* begin Record extracts *

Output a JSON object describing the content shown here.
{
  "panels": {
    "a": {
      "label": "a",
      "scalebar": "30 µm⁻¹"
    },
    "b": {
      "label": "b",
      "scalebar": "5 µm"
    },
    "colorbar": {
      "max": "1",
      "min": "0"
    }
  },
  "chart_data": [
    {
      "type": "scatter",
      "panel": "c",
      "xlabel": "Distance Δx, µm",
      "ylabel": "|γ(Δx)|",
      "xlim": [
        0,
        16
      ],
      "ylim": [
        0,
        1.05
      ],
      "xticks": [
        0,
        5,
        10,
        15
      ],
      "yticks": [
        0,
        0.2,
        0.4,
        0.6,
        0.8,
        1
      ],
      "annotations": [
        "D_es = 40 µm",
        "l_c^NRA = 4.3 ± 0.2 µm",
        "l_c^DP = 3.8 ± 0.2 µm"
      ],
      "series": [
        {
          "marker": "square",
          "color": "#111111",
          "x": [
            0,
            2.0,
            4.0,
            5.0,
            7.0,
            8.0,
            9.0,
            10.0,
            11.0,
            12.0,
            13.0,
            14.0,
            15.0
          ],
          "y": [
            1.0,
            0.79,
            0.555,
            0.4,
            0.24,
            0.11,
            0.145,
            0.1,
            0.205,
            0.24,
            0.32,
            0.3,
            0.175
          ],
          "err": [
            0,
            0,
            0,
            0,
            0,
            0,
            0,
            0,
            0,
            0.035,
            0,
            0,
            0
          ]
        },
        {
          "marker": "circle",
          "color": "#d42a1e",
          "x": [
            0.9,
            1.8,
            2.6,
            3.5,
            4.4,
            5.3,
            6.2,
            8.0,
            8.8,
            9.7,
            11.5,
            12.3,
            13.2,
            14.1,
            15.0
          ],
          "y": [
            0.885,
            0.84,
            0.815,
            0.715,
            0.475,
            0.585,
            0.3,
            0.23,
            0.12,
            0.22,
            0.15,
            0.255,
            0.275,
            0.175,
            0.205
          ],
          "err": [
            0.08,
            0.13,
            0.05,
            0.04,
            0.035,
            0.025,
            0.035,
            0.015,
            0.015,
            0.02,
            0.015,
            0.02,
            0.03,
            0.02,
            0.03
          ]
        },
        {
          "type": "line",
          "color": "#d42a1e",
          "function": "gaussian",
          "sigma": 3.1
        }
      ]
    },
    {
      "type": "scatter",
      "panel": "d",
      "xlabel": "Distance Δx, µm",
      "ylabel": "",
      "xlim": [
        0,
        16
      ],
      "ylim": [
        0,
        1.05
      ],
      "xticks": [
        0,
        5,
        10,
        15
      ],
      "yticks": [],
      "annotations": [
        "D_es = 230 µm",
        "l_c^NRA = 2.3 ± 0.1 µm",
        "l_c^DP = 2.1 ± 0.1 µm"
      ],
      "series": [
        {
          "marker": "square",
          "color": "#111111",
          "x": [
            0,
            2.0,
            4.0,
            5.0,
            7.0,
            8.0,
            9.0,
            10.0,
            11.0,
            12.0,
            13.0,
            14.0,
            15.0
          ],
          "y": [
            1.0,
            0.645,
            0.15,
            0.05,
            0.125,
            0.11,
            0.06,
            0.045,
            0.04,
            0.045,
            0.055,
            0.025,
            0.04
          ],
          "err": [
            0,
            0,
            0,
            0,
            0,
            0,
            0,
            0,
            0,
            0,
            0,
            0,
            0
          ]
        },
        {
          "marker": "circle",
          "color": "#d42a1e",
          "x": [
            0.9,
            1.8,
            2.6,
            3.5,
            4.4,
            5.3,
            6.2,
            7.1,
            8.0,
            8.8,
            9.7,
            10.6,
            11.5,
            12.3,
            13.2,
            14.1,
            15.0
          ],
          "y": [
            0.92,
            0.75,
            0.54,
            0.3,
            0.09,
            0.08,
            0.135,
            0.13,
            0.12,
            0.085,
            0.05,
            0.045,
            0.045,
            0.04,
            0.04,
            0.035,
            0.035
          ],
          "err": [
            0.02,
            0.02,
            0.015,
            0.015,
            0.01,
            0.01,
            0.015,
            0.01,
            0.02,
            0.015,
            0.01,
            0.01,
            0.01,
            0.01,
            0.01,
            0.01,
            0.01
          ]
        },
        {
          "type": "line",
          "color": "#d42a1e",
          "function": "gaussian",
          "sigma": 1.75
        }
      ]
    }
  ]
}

* end Record extracts *

--- Exercise brief ---
Reproduce every line above without error.

--- Reply to the task ---
Output a JSON object describing the content shown here.
{
  "panels": {
    "a": {
      "label": "a",
      "scalebar": "30 µm⁻¹"
    },
    "b": {
      "label": "b",
      "scalebar": "5 µm"
    },
    "colorbar": {
      "max": "1",
      "min": "0"
    }
  },
  "chart_data": [
    {
      "type": "scatter",
      "panel": "c",
      "xlabel": "Distance Δx, µm",
      "ylabel": "|γ(Δx)|",
      "xlim": [
        0,
        16
      ],
      "ylim": [
        0,
        1.05
      ],
      "xticks": [
        0,
        5,
        10,
        15
      ],
      "yticks": [
        0,
        0.2,
        0.4,
        0.6,
        0.8,
        1
      ],
      "annotations": [
        "D_es = 40 µm",
        "l_c^NRA = 4.3 ± 0.2 µm",
        "l_c^DP = 3.8 ± 0.2 µm"
      ],
      "series": [
        {
          "marker": "square",
          "color": "#111111",
          "x": [
            0,
            2.0,
            4.0,
            5.0,
            7.0,
            8.0,
            9.0,
            10.0,
            11.0,
            12.0,
            13.0,
            14.0,
            15.0
          ],
          "y": [
            1.0,
            0.79,
            0.555,
            0.4,
            0.24,
            0.11,
            0.145,
            0.1,
            0.205,
            0.24,
            0.32,
            0.3,
            0.175
          ],
          "err": [
            0,
            0,
            0,
            0,
            0,
            0,
            0,
            0,
            0,
            0.035,
            0,
            0,
            0
          ]
        },
        {
          "marker": "circle",
          "color": "#d42a1e",
          "x": [
            0.9,
            1.8,
            2.6,
            3.5,
            4.4,
            5.3,
            6.2,
            8.0,
            8.8,
            9.7,
            11.5,
            12.3,
            13.2,
            14.1,
            15.0
          ],
          "y": [
            0.885,
            0.84,
            0.815,
            0.715,
            0.475,
            0.585,
            0.3,
            0.23,
            0.12,
            0.22,
            0.15,
            0.255,
            0.275,
            0.175,
            0.205
          ],
          "err": [
            0.08,
            0.13,
            0.05,
            0.04,
            0.035,
            0.025,
            0.035,
            0.015,
            0.015,
            0.02,
            0.015,
            0.02,
            0.03,
            0.02,
            0.03
          ]
        },
        {
          "type": "line",
          "color": "#d42a1e",
          "function": "gaussian",
          "sigma": 3.1
        }
      ]
    },
    {
      "type": "scatter",
      "panel": "d",
      "xlabel": "Distance Δx, µm",
      "ylabel": "",
      "xlim": [
        0,
        16
      ],
      "ylim": [
        0,
        1.05
      ],
      "xticks": [
        0,
        5,
        10,
        15
      ],
      "yticks": [],
      "annotations": [
        "D_es = 230 µm",
        "l_c^NRA = 2.3 ± 0.1 µm",
        "l_c^DP = 2.1 ± 0.1 µm"
      ],
      "series": [
        {
          "marker": "square",
          "color": "#111111",
          "x": [
            0,
            2.0,
            4.0,
            5.0,
            7.0,
            8.0,
            9.0,
            10.0,
            11.0,
            12.0,
            13.0,
            14.0,
            15.0
          ],
          "y": [
            1.0,
            0.645,
            0.15,
            0.05,
            0.125,
            0.11,
            0.06,
            0.045,
            0.04,
            0.045,
            0.055,
            0.025,
            0.04
          ],
          "err": [
            0,
            0,
            0,
            0,
            0,
            0,
            0,
            0,
            0,
            0,
            0,
            0,
            0
          ]
        },
        {
          "marker": "circle",
          "color": "#d42a1e",
          "x": [
            0.9,
            1.8,
            2.6,
            3.5,
            4.4,
            5.3,
            6.2,
            7.1,
            8.0,
            8.8,
            9.7,
            10.6,
            11.5,
            12.3,
            13.2,
            14.1,
            15.0
          ],
          "y": [
            0.92,
            0.75,
            0.54,
            0.3,
            0.09,
            0.08,
            0.135,
            0.13,
            0.12,
            0.085,
            0.05,
            0.045,
            0.045,
            0.04,
            0.04,
            0.035,
            0.035
          ],
          "err": [
            0.02,
            0.02,
            0.015,
            0.015,
            0.01,
            0.01,
            0.015,
            0.01,
            0.02,
            0.015,
            0.01,
            0.01,
            0.01,
            0.01,
            0.01,
            0.01,
            0.01
          ]
        },
        {
          "type": "line",
          "color": "#d42a1e",
          "function": "gaussian",
          "sigma": 1.75
        }
      ]
    }
  ]
}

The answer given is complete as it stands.